Dataset items
━━━━

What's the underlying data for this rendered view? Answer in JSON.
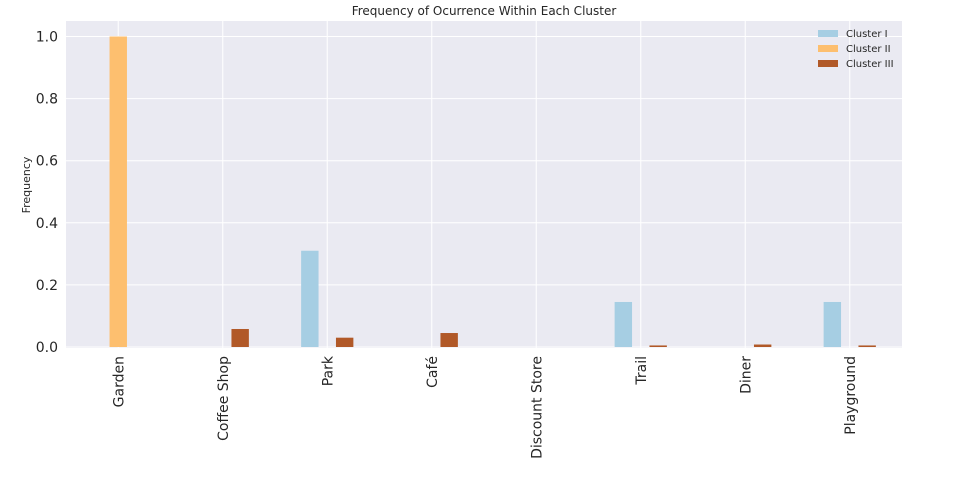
{
  "chart_data": {
    "type": "bar",
    "title": "Frequency of Ocurrence Within Each Cluster",
    "xlabel": "",
    "ylabel": "Frequency",
    "ylim": [
      0,
      1.05
    ],
    "yticks": [
      "0.0",
      "0.2",
      "0.4",
      "0.6",
      "0.8",
      "1.0"
    ],
    "grid": true,
    "legend_position": "top-right",
    "categories": [
      "Garden",
      "Coffee Shop",
      "Park",
      "Café",
      "Discount Store",
      "Trail",
      "Diner",
      "Playground"
    ],
    "series": [
      {
        "name": "Cluster I",
        "color": "#a6cee3",
        "values": [
          0,
          0,
          0.31,
          0,
          0,
          0.145,
          0,
          0.145
        ]
      },
      {
        "name": "Cluster II",
        "color": "#fdbf6f",
        "values": [
          1.0,
          0,
          0,
          0,
          0,
          0,
          0,
          0
        ]
      },
      {
        "name": "Cluster III",
        "color": "#b15928",
        "values": [
          0,
          0.058,
          0.03,
          0.045,
          0,
          0.005,
          0.008,
          0.005
        ]
      }
    ]
  }
}
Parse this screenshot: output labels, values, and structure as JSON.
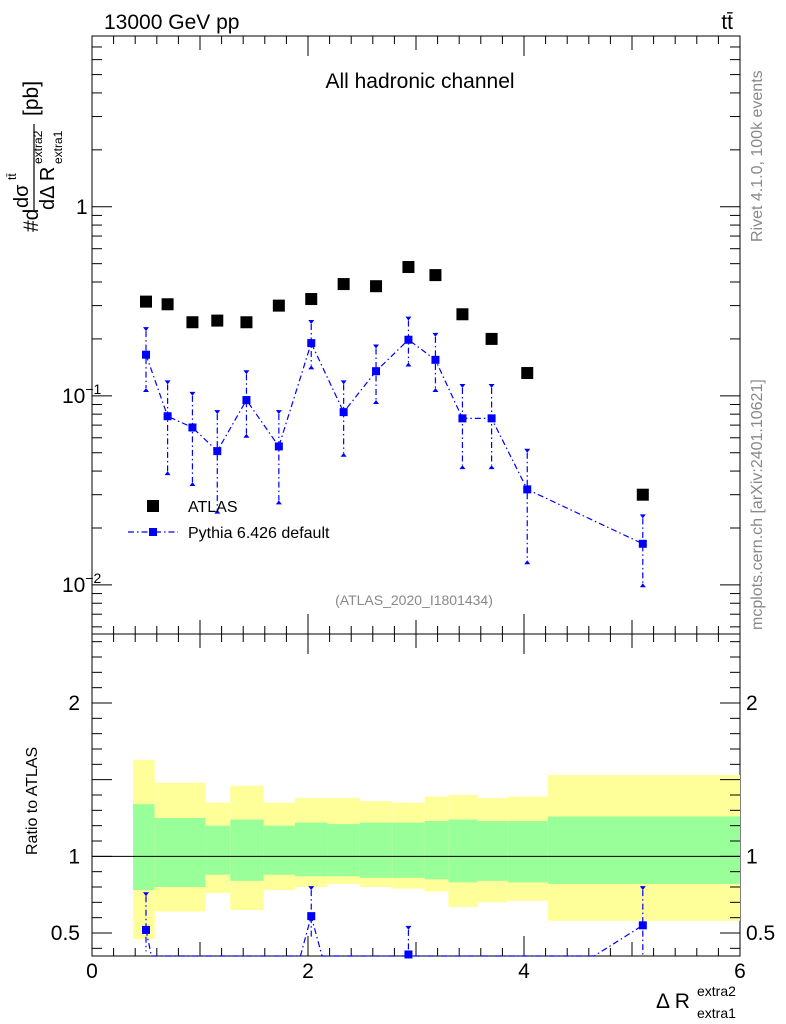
{
  "header": {
    "energy_label": "13000 GeV pp",
    "process_label": "tt̄",
    "channel_label": "All hadronic channel",
    "analysis_id": "(ATLAS_2020_I1801434)",
    "rivet_label": "Rivet 4.1.0,  100k events",
    "mcplots_label": "mcplots.cern.ch [arXiv:2401.10621]"
  },
  "axes": {
    "y_main_label": "#dσ^{tt̄}/dΔR^{extra2}_{extra1} [pb]",
    "y_main_parts": {
      "num_prefix": "#d",
      "sigma": "dσ",
      "sigma_sup": "tt̄",
      "den": "dΔ R",
      "den_sub": "extra1",
      "den_sup": "extra2",
      "unit": "[pb]"
    },
    "y_ratio_label": "Ratio to ATLAS",
    "x_label_main": "Δ R",
    "x_label_sup": "extra2",
    "x_label_sub": "extra1",
    "main_ticks": [
      {
        "value": 1,
        "label": "1",
        "sup": ""
      },
      {
        "value": 0.1,
        "label": "10",
        "sup": "−1"
      },
      {
        "value": 0.01,
        "label": "10",
        "sup": "−2"
      }
    ],
    "ratio_ticks": [
      {
        "value": 0.5,
        "label": "0.5"
      },
      {
        "value": 1,
        "label": "1"
      },
      {
        "value": 2,
        "label": "2"
      }
    ],
    "x_ticks": [
      {
        "value": 0,
        "label": "0"
      },
      {
        "value": 2,
        "label": "2"
      },
      {
        "value": 4,
        "label": "4"
      },
      {
        "value": 6,
        "label": "6"
      }
    ]
  },
  "legend": [
    {
      "name": "ATLAS",
      "color": "#000000"
    },
    {
      "name": "Pythia 6.426 default",
      "color": "#0000ff"
    }
  ],
  "chart_data": {
    "type": "scatter",
    "title": "All hadronic channel",
    "xlabel": "Δ R extra1 extra2",
    "ylabel": "#dσ/dΔR [pb]",
    "xlim": [
      0,
      6
    ],
    "ylim_main": [
      0.0055,
      8
    ],
    "ylim_ratio": [
      0.35,
      2.45
    ],
    "y_scale_main": "log",
    "colors": {
      "data": "#000000",
      "mc": "#0000ff",
      "band_inner": "#99ff99",
      "band_outer": "#ffff99"
    },
    "series": [
      {
        "name": "ATLAS",
        "x": [
          0.5,
          0.7,
          0.93,
          1.16,
          1.43,
          1.73,
          2.03,
          2.33,
          2.63,
          2.93,
          3.18,
          3.43,
          3.7,
          4.03,
          5.1
        ],
        "y": [
          0.315,
          0.305,
          0.245,
          0.25,
          0.245,
          0.3,
          0.325,
          0.39,
          0.38,
          0.48,
          0.435,
          0.27,
          0.2,
          0.132,
          0.03
        ]
      },
      {
        "name": "Pythia 6.426 default",
        "x": [
          0.5,
          0.7,
          0.93,
          1.16,
          1.43,
          1.73,
          2.03,
          2.33,
          2.63,
          2.93,
          3.18,
          3.43,
          3.7,
          4.03,
          5.1
        ],
        "y": [
          0.165,
          0.078,
          0.068,
          0.051,
          0.095,
          0.054,
          0.19,
          0.082,
          0.135,
          0.198,
          0.155,
          0.076,
          0.076,
          0.032,
          0.0165
        ],
        "y_low": [
          0.11,
          0.04,
          0.035,
          0.025,
          0.063,
          0.028,
          0.145,
          0.05,
          0.095,
          0.15,
          0.11,
          0.043,
          0.043,
          0.0135,
          0.0102
        ],
        "y_high": [
          0.22,
          0.115,
          0.1,
          0.08,
          0.13,
          0.08,
          0.24,
          0.115,
          0.178,
          0.25,
          0.205,
          0.11,
          0.11,
          0.05,
          0.0225
        ]
      }
    ],
    "ratio": {
      "x": [
        0.5,
        2.03,
        2.93,
        5.1
      ],
      "y": [
        0.52,
        0.61,
        0.36,
        0.55
      ],
      "y_low": [
        0.38,
        0.47,
        0.35,
        0.36
      ],
      "y_high": [
        0.74,
        0.78,
        0.52,
        0.78
      ],
      "line_points": [
        [
          0.5,
          0.52
        ],
        [
          0.55,
          0.35
        ],
        [
          1.93,
          0.35
        ],
        [
          2.03,
          0.61
        ],
        [
          2.13,
          0.35
        ],
        [
          2.9,
          0.35
        ],
        [
          2.93,
          0.36
        ],
        [
          2.96,
          0.35
        ],
        [
          4.65,
          0.35
        ],
        [
          5.1,
          0.55
        ]
      ],
      "bands": [
        {
          "x0": 0.38,
          "x1": 0.58,
          "outer": [
            0.46,
            1.63
          ],
          "inner": [
            0.78,
            1.34
          ]
        },
        {
          "x0": 0.58,
          "x1": 1.05,
          "outer": [
            0.64,
            1.48
          ],
          "inner": [
            0.8,
            1.25
          ]
        },
        {
          "x0": 1.05,
          "x1": 1.28,
          "outer": [
            0.76,
            1.35
          ],
          "inner": [
            0.88,
            1.2
          ]
        },
        {
          "x0": 1.28,
          "x1": 1.59,
          "outer": [
            0.65,
            1.46
          ],
          "inner": [
            0.84,
            1.24
          ]
        },
        {
          "x0": 1.59,
          "x1": 1.88,
          "outer": [
            0.78,
            1.35
          ],
          "inner": [
            0.88,
            1.2
          ]
        },
        {
          "x0": 1.88,
          "x1": 2.18,
          "outer": [
            0.8,
            1.38
          ],
          "inner": [
            0.87,
            1.22
          ]
        },
        {
          "x0": 2.18,
          "x1": 2.48,
          "outer": [
            0.82,
            1.38
          ],
          "inner": [
            0.87,
            1.21
          ]
        },
        {
          "x0": 2.48,
          "x1": 2.78,
          "outer": [
            0.8,
            1.36
          ],
          "inner": [
            0.86,
            1.22
          ]
        },
        {
          "x0": 2.78,
          "x1": 3.08,
          "outer": [
            0.79,
            1.35
          ],
          "inner": [
            0.86,
            1.22
          ]
        },
        {
          "x0": 3.08,
          "x1": 3.3,
          "outer": [
            0.77,
            1.39
          ],
          "inner": [
            0.85,
            1.23
          ]
        },
        {
          "x0": 3.3,
          "x1": 3.57,
          "outer": [
            0.67,
            1.4
          ],
          "inner": [
            0.83,
            1.24
          ]
        },
        {
          "x0": 3.57,
          "x1": 3.85,
          "outer": [
            0.7,
            1.38
          ],
          "inner": [
            0.84,
            1.23
          ]
        },
        {
          "x0": 3.85,
          "x1": 4.22,
          "outer": [
            0.71,
            1.39
          ],
          "inner": [
            0.83,
            1.23
          ]
        },
        {
          "x0": 4.22,
          "x1": 6.0,
          "outer": [
            0.58,
            1.53
          ],
          "inner": [
            0.82,
            1.26
          ]
        }
      ]
    }
  }
}
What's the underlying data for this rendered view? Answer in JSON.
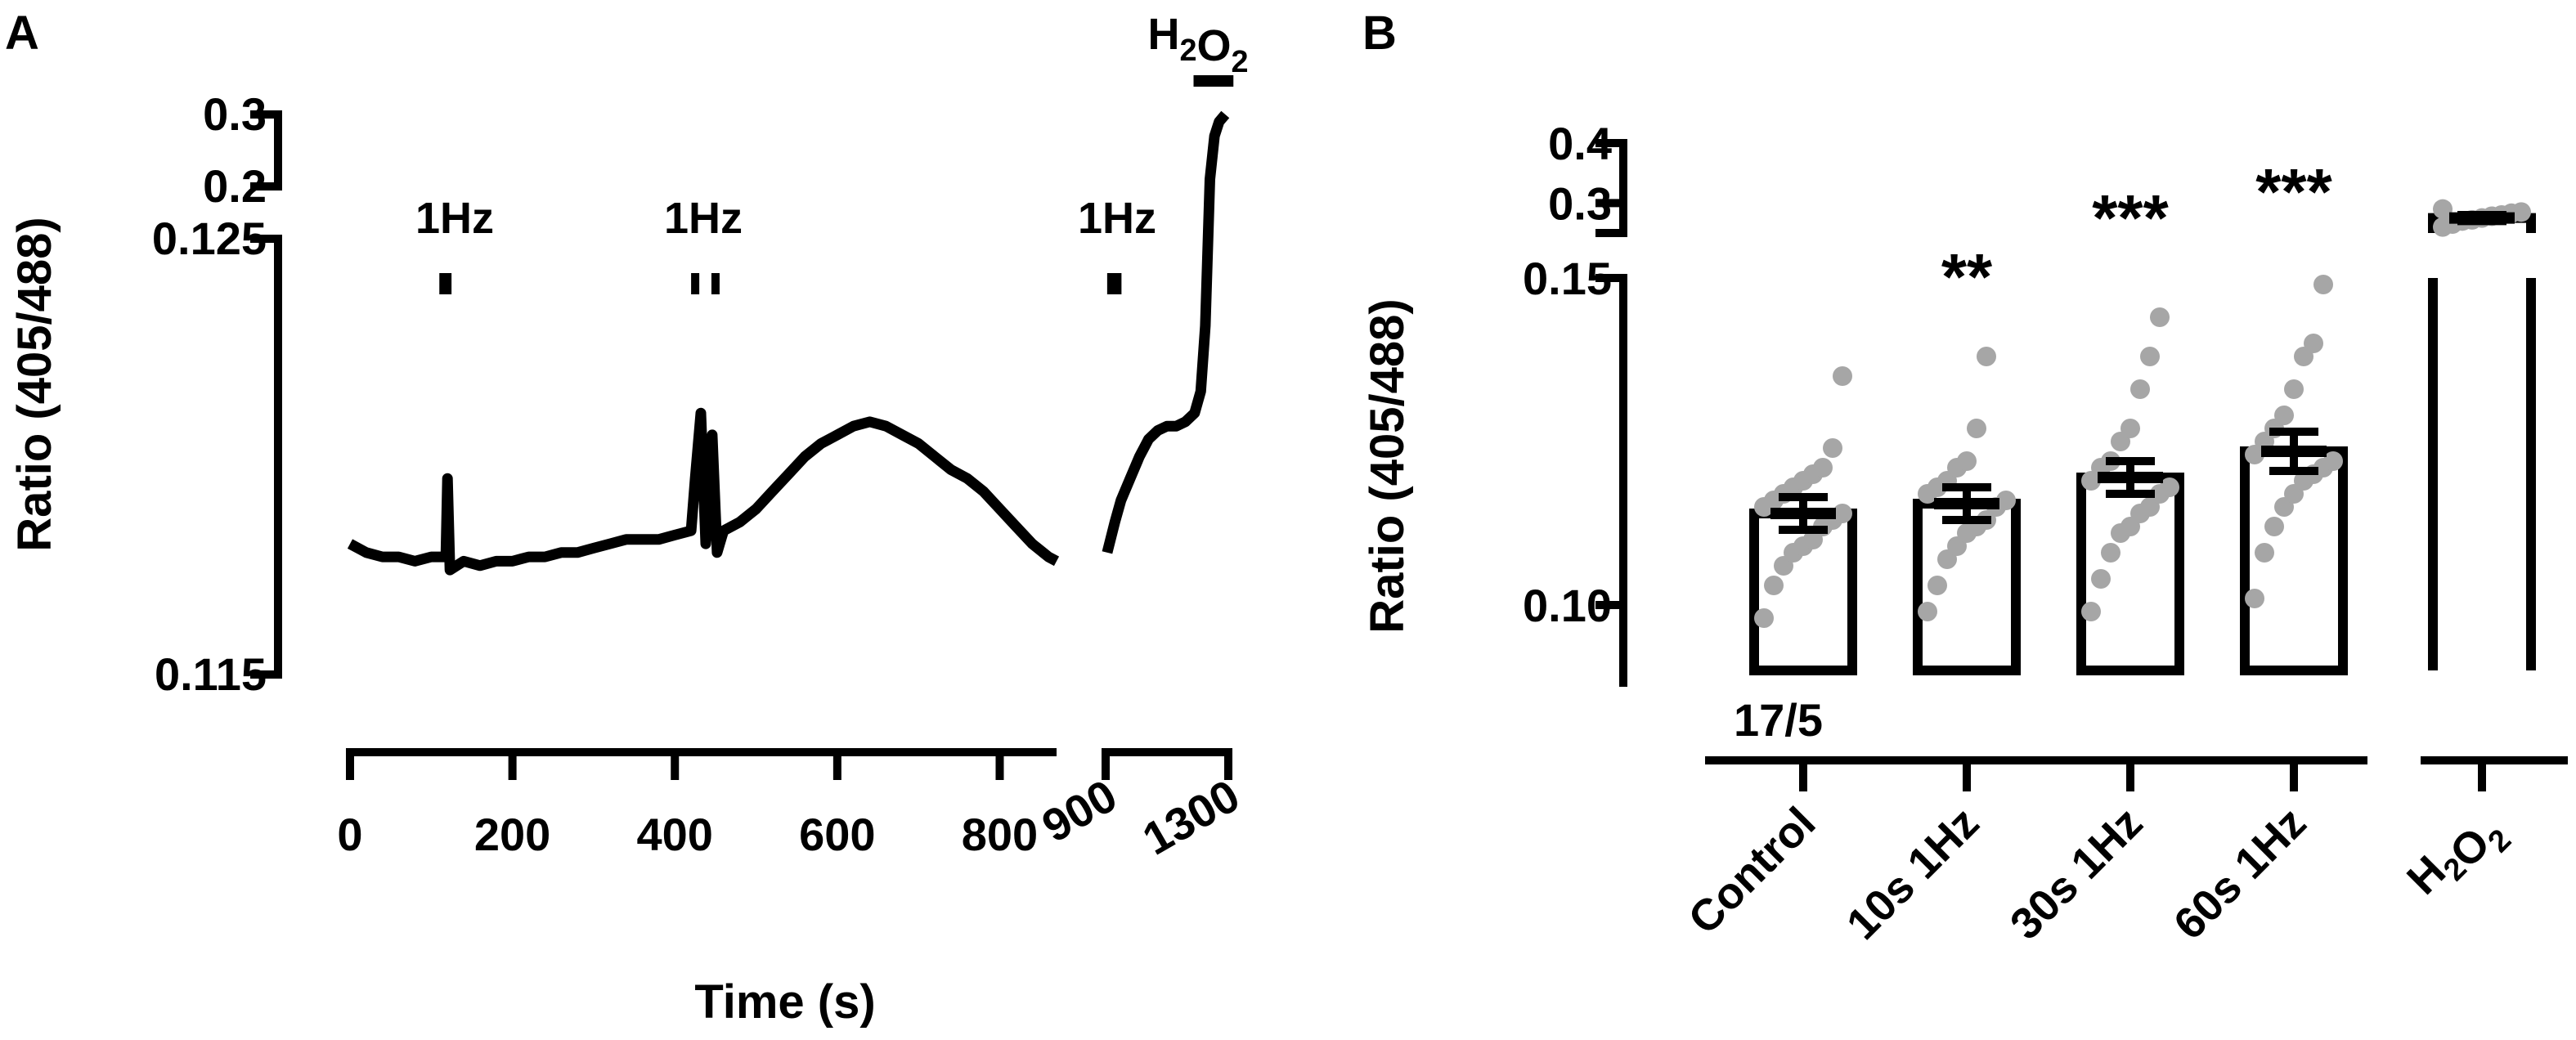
{
  "chart_data": [
    {
      "panel": "A",
      "type": "line",
      "xlabel": "Time (s)",
      "ylabel": "Ratio (405/488)",
      "x_segments": [
        {
          "range": [
            0,
            870
          ],
          "ticks": [
            "0",
            "200",
            "400",
            "600",
            "800"
          ],
          "tick_values": [
            0,
            200,
            400,
            600,
            800
          ]
        },
        {
          "range": [
            900,
            1300
          ],
          "ticks": [
            "900",
            "1300"
          ],
          "tick_values": [
            900,
            1300
          ]
        }
      ],
      "y_segments": [
        {
          "range": [
            0.115,
            0.125
          ],
          "ticks": [
            "0.115",
            "0.125"
          ],
          "tick_values": [
            0.115,
            0.125
          ]
        },
        {
          "range": [
            0.2,
            0.3
          ],
          "ticks": [
            "0.2",
            "0.3"
          ],
          "tick_values": [
            0.2,
            0.3
          ]
        }
      ],
      "stimulus_labels": [
        {
          "text": "1Hz",
          "bars": [
            [
              110,
              125
            ]
          ]
        },
        {
          "text": "1Hz",
          "bars": [
            [
              420,
              430
            ],
            [
              445,
              455
            ]
          ]
        },
        {
          "text": "1Hz",
          "bars": [
            [
              905,
              915
            ],
            [
              925,
              935
            ]
          ]
        }
      ],
      "h2o2_label": {
        "main": "H",
        "sub1": "2",
        "mid": "O",
        "sub2": "2",
        "bar": [
          1240,
          1290
        ]
      },
      "series": [
        {
          "segment": 0,
          "points": [
            [
              0,
              0.118
            ],
            [
              20,
              0.1178
            ],
            [
              40,
              0.1177
            ],
            [
              60,
              0.1177
            ],
            [
              80,
              0.1176
            ],
            [
              100,
              0.1177
            ],
            [
              118,
              0.1177
            ],
            [
              120,
              0.1195
            ],
            [
              123,
              0.1174
            ],
            [
              140,
              0.1176
            ],
            [
              160,
              0.1175
            ],
            [
              180,
              0.1176
            ],
            [
              200,
              0.1176
            ],
            [
              220,
              0.1177
            ],
            [
              240,
              0.1177
            ],
            [
              260,
              0.1178
            ],
            [
              280,
              0.1178
            ],
            [
              300,
              0.1179
            ],
            [
              320,
              0.118
            ],
            [
              340,
              0.1181
            ],
            [
              360,
              0.1181
            ],
            [
              380,
              0.1181
            ],
            [
              400,
              0.1182
            ],
            [
              420,
              0.1183
            ],
            [
              425,
              0.1195
            ],
            [
              432,
              0.121
            ],
            [
              438,
              0.118
            ],
            [
              446,
              0.1205
            ],
            [
              452,
              0.1178
            ],
            [
              460,
              0.1183
            ],
            [
              480,
              0.1185
            ],
            [
              500,
              0.1188
            ],
            [
              520,
              0.1192
            ],
            [
              540,
              0.1196
            ],
            [
              560,
              0.12
            ],
            [
              580,
              0.1203
            ],
            [
              600,
              0.1205
            ],
            [
              620,
              0.1207
            ],
            [
              640,
              0.1208
            ],
            [
              660,
              0.1207
            ],
            [
              680,
              0.1205
            ],
            [
              700,
              0.1203
            ],
            [
              720,
              0.12
            ],
            [
              740,
              0.1197
            ],
            [
              760,
              0.1195
            ],
            [
              780,
              0.1192
            ],
            [
              800,
              0.1188
            ],
            [
              820,
              0.1184
            ],
            [
              840,
              0.118
            ],
            [
              860,
              0.1177
            ],
            [
              870,
              0.1176
            ]
          ]
        },
        {
          "segment": 1,
          "points": [
            [
              905,
              0.1178
            ],
            [
              930,
              0.1185
            ],
            [
              950,
              0.119
            ],
            [
              980,
              0.1195
            ],
            [
              1010,
              0.12
            ],
            [
              1040,
              0.1204
            ],
            [
              1070,
              0.1206
            ],
            [
              1100,
              0.1207
            ],
            [
              1130,
              0.1207
            ],
            [
              1160,
              0.1208
            ],
            [
              1190,
              0.121
            ],
            [
              1210,
              0.1215
            ],
            [
              1225,
              0.123
            ],
            [
              1240,
              0.21
            ],
            [
              1255,
              0.27
            ],
            [
              1270,
              0.29
            ],
            [
              1290,
              0.3
            ]
          ]
        }
      ]
    },
    {
      "panel": "B",
      "type": "bar",
      "ylabel": "Ratio  (405/488)",
      "categories": [
        "Control",
        "10s 1Hz",
        "30s 1Hz",
        "60s 1Hz",
        "H2O2"
      ],
      "category_label_parts": [
        {
          "main": "Control"
        },
        {
          "main": "10s 1Hz"
        },
        {
          "main": "30s 1Hz"
        },
        {
          "main": "60s 1Hz"
        },
        {
          "main": "H",
          "sub1": "2",
          "mid": "O",
          "sub2": "2"
        }
      ],
      "values": [
        0.114,
        0.1155,
        0.1195,
        0.1235,
        0.275
      ],
      "sem": [
        0.0025,
        0.0025,
        0.0025,
        0.003,
        0.005
      ],
      "significance": [
        "",
        "**",
        "***",
        "***",
        ""
      ],
      "n_label": "17/5",
      "y_segments": [
        {
          "range": [
            0.09,
            0.15
          ],
          "ticks": [
            "0.10",
            "0.15"
          ],
          "tick_values": [
            0.1,
            0.15
          ]
        },
        {
          "range": [
            0.25,
            0.4
          ],
          "ticks": [
            "0.3",
            "0.4"
          ],
          "tick_values": [
            0.3,
            0.4
          ]
        }
      ],
      "points": [
        [
          0.098,
          0.103,
          0.106,
          0.108,
          0.109,
          0.11,
          0.112,
          0.113,
          0.114,
          0.115,
          0.116,
          0.117,
          0.118,
          0.119,
          0.12,
          0.121,
          0.124,
          0.135
        ],
        [
          0.099,
          0.103,
          0.107,
          0.109,
          0.111,
          0.112,
          0.113,
          0.115,
          0.116,
          0.117,
          0.118,
          0.119,
          0.121,
          0.122,
          0.127,
          0.138
        ],
        [
          0.099,
          0.104,
          0.108,
          0.111,
          0.112,
          0.114,
          0.115,
          0.117,
          0.118,
          0.119,
          0.121,
          0.122,
          0.125,
          0.127,
          0.133,
          0.138,
          0.144
        ],
        [
          0.101,
          0.108,
          0.112,
          0.115,
          0.117,
          0.119,
          0.12,
          0.121,
          0.122,
          0.123,
          0.125,
          0.127,
          0.129,
          0.133,
          0.138,
          0.14,
          0.149
        ],
        [
          0.26,
          0.265,
          0.27,
          0.272,
          0.275,
          0.278,
          0.28,
          0.283,
          0.285,
          0.29
        ]
      ],
      "colors": {
        "bar_edge": "#000000",
        "points": "#a6a6a6",
        "mean_bar": "#000000"
      }
    }
  ]
}
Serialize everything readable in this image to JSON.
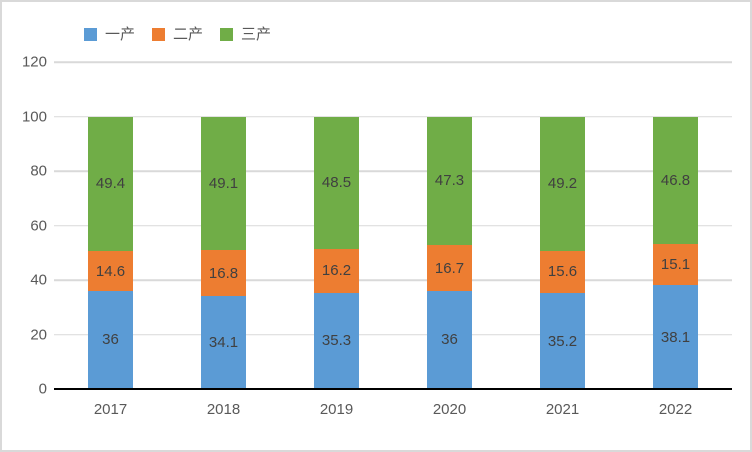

━━━━

Exercise brief → Search the preceding listing for "Cluster" and extract every line where it is found.

Reply →
    "title": "Frequency of Ocurrence Within Each Cluster",
        "name": "Cluster I",
        "name": "Cluster II",
        "name": "Cluster III",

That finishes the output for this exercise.